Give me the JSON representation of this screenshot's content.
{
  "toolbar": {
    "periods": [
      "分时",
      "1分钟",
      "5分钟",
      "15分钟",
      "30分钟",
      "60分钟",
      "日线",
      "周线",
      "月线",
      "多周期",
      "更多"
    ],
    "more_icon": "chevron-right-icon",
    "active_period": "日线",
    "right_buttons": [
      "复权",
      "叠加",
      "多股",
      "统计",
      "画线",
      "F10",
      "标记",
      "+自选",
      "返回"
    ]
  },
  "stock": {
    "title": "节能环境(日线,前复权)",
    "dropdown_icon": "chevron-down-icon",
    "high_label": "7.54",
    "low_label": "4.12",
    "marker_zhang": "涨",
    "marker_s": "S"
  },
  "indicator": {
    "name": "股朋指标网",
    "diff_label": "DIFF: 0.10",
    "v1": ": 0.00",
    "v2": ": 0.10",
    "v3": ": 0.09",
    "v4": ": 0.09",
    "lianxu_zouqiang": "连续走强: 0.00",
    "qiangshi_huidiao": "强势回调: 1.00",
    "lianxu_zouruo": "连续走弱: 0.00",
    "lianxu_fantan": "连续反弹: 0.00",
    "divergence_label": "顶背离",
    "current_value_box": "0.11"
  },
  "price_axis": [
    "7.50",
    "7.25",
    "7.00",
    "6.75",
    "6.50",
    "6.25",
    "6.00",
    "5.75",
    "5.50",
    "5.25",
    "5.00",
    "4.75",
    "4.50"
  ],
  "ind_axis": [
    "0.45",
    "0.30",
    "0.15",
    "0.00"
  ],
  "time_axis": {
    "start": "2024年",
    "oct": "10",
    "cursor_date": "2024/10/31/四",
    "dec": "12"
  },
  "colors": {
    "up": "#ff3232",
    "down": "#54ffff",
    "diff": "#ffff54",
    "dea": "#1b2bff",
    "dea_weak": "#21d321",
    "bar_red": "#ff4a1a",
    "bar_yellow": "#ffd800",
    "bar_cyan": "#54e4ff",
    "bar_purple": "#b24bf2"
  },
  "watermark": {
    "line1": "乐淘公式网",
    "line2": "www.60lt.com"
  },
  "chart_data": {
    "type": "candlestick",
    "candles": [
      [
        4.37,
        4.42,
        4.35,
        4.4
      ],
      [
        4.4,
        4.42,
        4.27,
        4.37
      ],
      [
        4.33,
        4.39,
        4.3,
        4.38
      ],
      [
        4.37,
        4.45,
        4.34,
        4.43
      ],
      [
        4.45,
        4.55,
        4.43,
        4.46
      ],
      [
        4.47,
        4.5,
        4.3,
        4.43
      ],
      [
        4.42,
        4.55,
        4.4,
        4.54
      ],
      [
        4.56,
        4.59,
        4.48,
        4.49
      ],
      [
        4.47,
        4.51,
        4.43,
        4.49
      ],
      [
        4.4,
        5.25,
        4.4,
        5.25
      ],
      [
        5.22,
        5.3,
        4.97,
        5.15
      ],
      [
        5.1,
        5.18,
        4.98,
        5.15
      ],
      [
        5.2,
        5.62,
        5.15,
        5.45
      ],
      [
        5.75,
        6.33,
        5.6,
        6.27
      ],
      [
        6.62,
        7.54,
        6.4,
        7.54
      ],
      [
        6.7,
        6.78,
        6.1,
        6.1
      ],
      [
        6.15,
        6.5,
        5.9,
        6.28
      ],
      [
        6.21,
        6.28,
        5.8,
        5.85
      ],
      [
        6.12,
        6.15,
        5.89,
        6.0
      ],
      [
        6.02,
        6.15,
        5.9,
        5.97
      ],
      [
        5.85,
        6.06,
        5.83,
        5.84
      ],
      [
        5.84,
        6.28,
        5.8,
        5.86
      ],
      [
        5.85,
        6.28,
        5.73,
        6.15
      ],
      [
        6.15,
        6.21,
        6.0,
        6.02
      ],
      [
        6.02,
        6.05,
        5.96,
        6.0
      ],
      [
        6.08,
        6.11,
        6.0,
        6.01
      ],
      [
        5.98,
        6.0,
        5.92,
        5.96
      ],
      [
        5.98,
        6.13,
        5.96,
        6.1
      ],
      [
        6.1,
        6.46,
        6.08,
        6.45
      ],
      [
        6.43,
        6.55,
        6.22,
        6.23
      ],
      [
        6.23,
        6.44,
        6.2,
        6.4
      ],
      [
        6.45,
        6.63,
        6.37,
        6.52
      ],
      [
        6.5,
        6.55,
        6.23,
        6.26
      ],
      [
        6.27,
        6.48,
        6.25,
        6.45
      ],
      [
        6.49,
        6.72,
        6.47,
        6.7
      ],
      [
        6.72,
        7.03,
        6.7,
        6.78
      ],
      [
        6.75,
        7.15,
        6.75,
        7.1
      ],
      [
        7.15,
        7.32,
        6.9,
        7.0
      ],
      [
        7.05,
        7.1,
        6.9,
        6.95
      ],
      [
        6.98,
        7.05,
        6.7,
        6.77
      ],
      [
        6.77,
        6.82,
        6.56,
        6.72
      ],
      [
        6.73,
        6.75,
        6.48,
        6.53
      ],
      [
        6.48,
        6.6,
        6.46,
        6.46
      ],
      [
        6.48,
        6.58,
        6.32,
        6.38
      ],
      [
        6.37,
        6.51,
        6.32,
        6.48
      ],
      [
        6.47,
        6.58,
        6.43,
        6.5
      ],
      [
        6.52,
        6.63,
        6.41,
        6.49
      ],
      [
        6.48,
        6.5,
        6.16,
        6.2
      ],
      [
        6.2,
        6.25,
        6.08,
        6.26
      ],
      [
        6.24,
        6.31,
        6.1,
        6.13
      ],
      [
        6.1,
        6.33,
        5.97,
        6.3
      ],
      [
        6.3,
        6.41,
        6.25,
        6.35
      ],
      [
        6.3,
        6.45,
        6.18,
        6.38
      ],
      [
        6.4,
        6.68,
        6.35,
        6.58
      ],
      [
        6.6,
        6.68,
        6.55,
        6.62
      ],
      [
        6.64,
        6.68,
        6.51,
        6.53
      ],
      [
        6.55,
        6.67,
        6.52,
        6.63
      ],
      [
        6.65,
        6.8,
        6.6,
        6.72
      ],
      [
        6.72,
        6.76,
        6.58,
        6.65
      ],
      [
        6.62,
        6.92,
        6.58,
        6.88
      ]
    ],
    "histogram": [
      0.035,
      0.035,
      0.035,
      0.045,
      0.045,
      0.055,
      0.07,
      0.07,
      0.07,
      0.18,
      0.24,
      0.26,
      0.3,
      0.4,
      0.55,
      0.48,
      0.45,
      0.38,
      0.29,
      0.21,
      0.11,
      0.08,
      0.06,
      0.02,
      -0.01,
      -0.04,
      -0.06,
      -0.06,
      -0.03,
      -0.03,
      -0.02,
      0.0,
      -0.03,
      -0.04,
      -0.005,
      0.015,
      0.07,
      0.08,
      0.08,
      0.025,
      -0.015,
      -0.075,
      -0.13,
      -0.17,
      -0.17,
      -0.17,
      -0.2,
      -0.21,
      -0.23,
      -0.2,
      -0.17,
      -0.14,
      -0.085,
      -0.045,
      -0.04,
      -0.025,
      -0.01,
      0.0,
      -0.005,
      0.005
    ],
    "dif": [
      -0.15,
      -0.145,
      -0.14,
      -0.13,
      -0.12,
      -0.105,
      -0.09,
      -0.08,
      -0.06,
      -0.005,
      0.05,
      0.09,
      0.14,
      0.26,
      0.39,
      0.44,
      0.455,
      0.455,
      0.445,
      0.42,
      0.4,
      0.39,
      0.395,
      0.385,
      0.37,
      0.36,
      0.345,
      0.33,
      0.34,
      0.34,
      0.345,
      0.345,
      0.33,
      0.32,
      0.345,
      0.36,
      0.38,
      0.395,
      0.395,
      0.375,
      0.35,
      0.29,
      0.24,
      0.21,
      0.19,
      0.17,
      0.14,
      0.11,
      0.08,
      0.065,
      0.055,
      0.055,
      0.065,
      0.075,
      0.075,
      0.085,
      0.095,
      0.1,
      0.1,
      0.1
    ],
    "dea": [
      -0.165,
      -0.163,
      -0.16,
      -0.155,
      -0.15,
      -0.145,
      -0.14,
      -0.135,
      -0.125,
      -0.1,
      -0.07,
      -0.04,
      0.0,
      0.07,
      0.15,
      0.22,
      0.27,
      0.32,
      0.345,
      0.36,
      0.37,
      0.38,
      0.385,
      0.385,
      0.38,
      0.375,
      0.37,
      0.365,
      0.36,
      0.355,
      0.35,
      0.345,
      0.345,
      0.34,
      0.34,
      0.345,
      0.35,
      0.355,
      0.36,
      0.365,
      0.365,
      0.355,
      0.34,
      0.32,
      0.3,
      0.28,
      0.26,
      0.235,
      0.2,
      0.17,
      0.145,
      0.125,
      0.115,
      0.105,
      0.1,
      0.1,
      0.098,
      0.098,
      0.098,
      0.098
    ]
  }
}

• Given request
What is the number of lines above that hold the string "down"? Answer with that number alone.

• Response
2